DESCRIPTION OF THE TASK: Look through the data and write out every line with the word "color" in it.

Data entries for graphics:

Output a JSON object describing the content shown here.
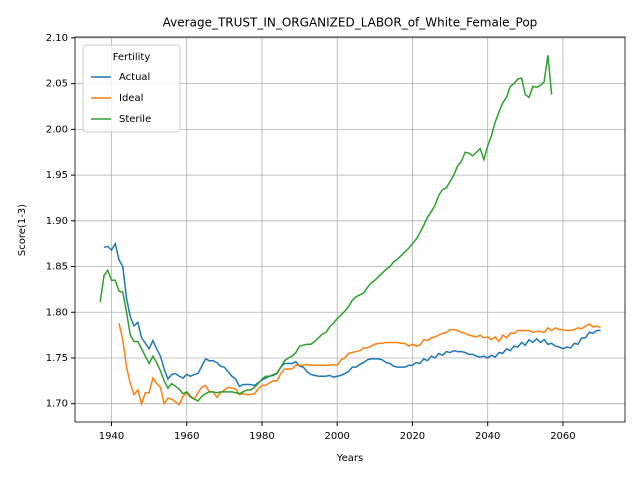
{
  "chart_data": {
    "type": "line",
    "title": "Average_TRUST_IN_ORGANIZED_LABOR_of_White_Female_Pop",
    "x_label": "Years",
    "y_label": "Score(1-3)",
    "legend_title": "Fertility",
    "legend": "upper left",
    "grid": true,
    "xlim": [
      1930.3,
      2076.5
    ],
    "ylim": [
      1.68,
      2.101
    ],
    "xticks": [
      1940,
      1960,
      1980,
      2000,
      2020,
      2040,
      2060
    ],
    "yticks": [
      {
        "value": 1.7,
        "label": "1.70"
      },
      1.75,
      {
        "value": 1.8,
        "label": "1.80"
      },
      1.85,
      {
        "value": 1.9,
        "label": "1.90"
      },
      1.95,
      {
        "value": 2.0,
        "label": "2.00"
      },
      2.05,
      {
        "value": 2.1,
        "label": "2.10"
      }
    ],
    "x": [
      1937,
      1938,
      1939,
      1940,
      1941,
      1942,
      1943,
      1944,
      1945,
      1946,
      1947,
      1948,
      1949,
      1950,
      1951,
      1952,
      1953,
      1954,
      1955,
      1956,
      1957,
      1958,
      1959,
      1960,
      1961,
      1962,
      1963,
      1964,
      1965,
      1966,
      1967,
      1968,
      1969,
      1970,
      1971,
      1972,
      1973,
      1974,
      1975,
      1976,
      1977,
      1978,
      1979,
      1980,
      1981,
      1982,
      1983,
      1984,
      1985,
      1986,
      1987,
      1988,
      1989,
      1990,
      1991,
      1992,
      1993,
      1994,
      1995,
      1996,
      1997,
      1998,
      1999,
      2000,
      2001,
      2002,
      2003,
      2004,
      2005,
      2006,
      2007,
      2008,
      2009,
      2010,
      2011,
      2012,
      2013,
      2014,
      2015,
      2016,
      2017,
      2018,
      2019,
      2020,
      2021,
      2022,
      2023,
      2024,
      2025,
      2026,
      2027,
      2028,
      2029,
      2030,
      2031,
      2032,
      2033,
      2034,
      2035,
      2036,
      2037,
      2038,
      2039,
      2040,
      2041,
      2042,
      2043,
      2044,
      2045,
      2046,
      2047,
      2048,
      2049,
      2050,
      2051,
      2052,
      2053,
      2054,
      2055,
      2056,
      2057,
      2058,
      2059,
      2060,
      2061,
      2062,
      2063,
      2064,
      2065,
      2066,
      2067,
      2068,
      2069,
      2070
    ],
    "series": [
      {
        "name": "Actual",
        "color": "#1f77b4",
        "values": [
          null,
          1.871,
          1.872,
          1.868,
          1.875,
          1.857,
          1.85,
          1.815,
          1.795,
          1.785,
          1.789,
          1.772,
          1.766,
          1.76,
          1.769,
          1.76,
          1.752,
          1.738,
          1.727,
          1.732,
          1.733,
          1.73,
          1.728,
          1.732,
          1.73,
          1.732,
          1.733,
          1.741,
          1.749,
          1.747,
          1.747,
          1.745,
          1.741,
          1.74,
          1.735,
          1.73,
          1.727,
          1.719,
          1.721,
          1.721,
          1.721,
          1.72,
          1.723,
          1.726,
          1.728,
          1.73,
          1.731,
          1.733,
          1.74,
          1.744,
          1.744,
          1.744,
          1.746,
          1.741,
          1.74,
          1.735,
          1.732,
          1.731,
          1.73,
          1.73,
          1.73,
          1.731,
          1.729,
          1.73,
          1.731,
          1.733,
          1.735,
          1.74,
          1.74,
          1.743,
          1.745,
          1.748,
          1.749,
          1.749,
          1.749,
          1.748,
          1.745,
          1.744,
          1.741,
          1.74,
          1.74,
          1.74,
          1.742,
          1.742,
          1.745,
          1.744,
          1.749,
          1.747,
          1.752,
          1.75,
          1.755,
          1.753,
          1.757,
          1.756,
          1.758,
          1.757,
          1.757,
          1.756,
          1.754,
          1.754,
          1.752,
          1.751,
          1.752,
          1.75,
          1.753,
          1.751,
          1.756,
          1.755,
          1.76,
          1.758,
          1.763,
          1.762,
          1.767,
          1.764,
          1.77,
          1.767,
          1.771,
          1.767,
          1.77,
          1.765,
          1.766,
          1.763,
          1.762,
          1.76,
          1.762,
          1.761,
          1.766,
          1.765,
          1.772,
          1.772,
          1.778,
          1.777,
          1.78,
          1.78
        ]
      },
      {
        "name": "Ideal",
        "color": "#ff7f0e",
        "values": [
          null,
          null,
          null,
          null,
          null,
          1.788,
          1.77,
          1.74,
          1.722,
          1.71,
          1.715,
          1.7,
          1.712,
          1.712,
          1.728,
          1.722,
          1.718,
          1.7,
          1.706,
          1.705,
          1.702,
          1.699,
          1.708,
          1.712,
          1.707,
          1.705,
          1.712,
          1.718,
          1.72,
          1.713,
          1.713,
          1.707,
          1.712,
          1.715,
          1.718,
          1.717,
          1.716,
          1.71,
          1.711,
          1.71,
          1.71,
          1.711,
          1.716,
          1.72,
          1.72,
          1.723,
          1.725,
          1.725,
          1.733,
          1.738,
          1.738,
          1.738,
          1.742,
          1.742,
          1.742,
          1.743,
          1.742,
          1.742,
          1.742,
          1.742,
          1.742,
          1.742,
          1.743,
          1.742,
          1.748,
          1.75,
          1.755,
          1.756,
          1.757,
          1.758,
          1.761,
          1.761,
          1.763,
          1.765,
          1.766,
          1.766,
          1.767,
          1.767,
          1.767,
          1.767,
          1.766,
          1.766,
          1.763,
          1.765,
          1.763,
          1.764,
          1.77,
          1.769,
          1.772,
          1.773,
          1.775,
          1.777,
          1.778,
          1.781,
          1.781,
          1.78,
          1.778,
          1.777,
          1.775,
          1.774,
          1.773,
          1.775,
          1.772,
          1.773,
          1.77,
          1.773,
          1.768,
          1.775,
          1.772,
          1.777,
          1.777,
          1.78,
          1.78,
          1.78,
          1.78,
          1.778,
          1.779,
          1.779,
          1.778,
          1.783,
          1.78,
          1.783,
          1.781,
          1.781,
          1.78,
          1.78,
          1.781,
          1.783,
          1.782,
          1.785,
          1.787,
          1.784,
          1.785,
          1.783
        ]
      },
      {
        "name": "Sterile",
        "color": "#2ca02c",
        "values": [
          1.811,
          1.84,
          1.846,
          1.835,
          1.835,
          1.823,
          1.822,
          1.8,
          1.775,
          1.768,
          1.768,
          1.76,
          1.752,
          1.744,
          1.752,
          1.745,
          1.736,
          1.725,
          1.717,
          1.722,
          1.719,
          1.716,
          1.711,
          1.713,
          1.708,
          1.705,
          1.703,
          1.708,
          1.711,
          1.713,
          1.713,
          1.712,
          1.713,
          1.713,
          1.713,
          1.713,
          1.712,
          1.711,
          1.713,
          1.715,
          1.715,
          1.718,
          1.722,
          1.727,
          1.73,
          1.73,
          1.732,
          1.733,
          1.74,
          1.747,
          1.75,
          1.752,
          1.756,
          1.763,
          1.764,
          1.765,
          1.765,
          1.768,
          1.772,
          1.776,
          1.778,
          1.784,
          1.788,
          1.793,
          1.797,
          1.801,
          1.806,
          1.813,
          1.817,
          1.819,
          1.821,
          1.827,
          1.832,
          1.835,
          1.839,
          1.843,
          1.847,
          1.85,
          1.855,
          1.858,
          1.862,
          1.866,
          1.87,
          1.875,
          1.88,
          1.887,
          1.895,
          1.904,
          1.91,
          1.917,
          1.928,
          1.934,
          1.936,
          1.943,
          1.95,
          1.96,
          1.965,
          1.975,
          1.974,
          1.971,
          1.975,
          1.979,
          1.967,
          1.982,
          1.993,
          2.008,
          2.019,
          2.029,
          2.035,
          2.047,
          2.05,
          2.055,
          2.056,
          2.038,
          2.035,
          2.047,
          2.046,
          2.048,
          2.052,
          2.081,
          2.038,
          null,
          null,
          null,
          null,
          null,
          null,
          null,
          null,
          null,
          null,
          null,
          null,
          null
        ]
      }
    ]
  }
}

RESULT FOR THIS EXERCISE:
        "color": "#1f77b4",
        "color": "#ff7f0e",
        "color": "#2ca02c",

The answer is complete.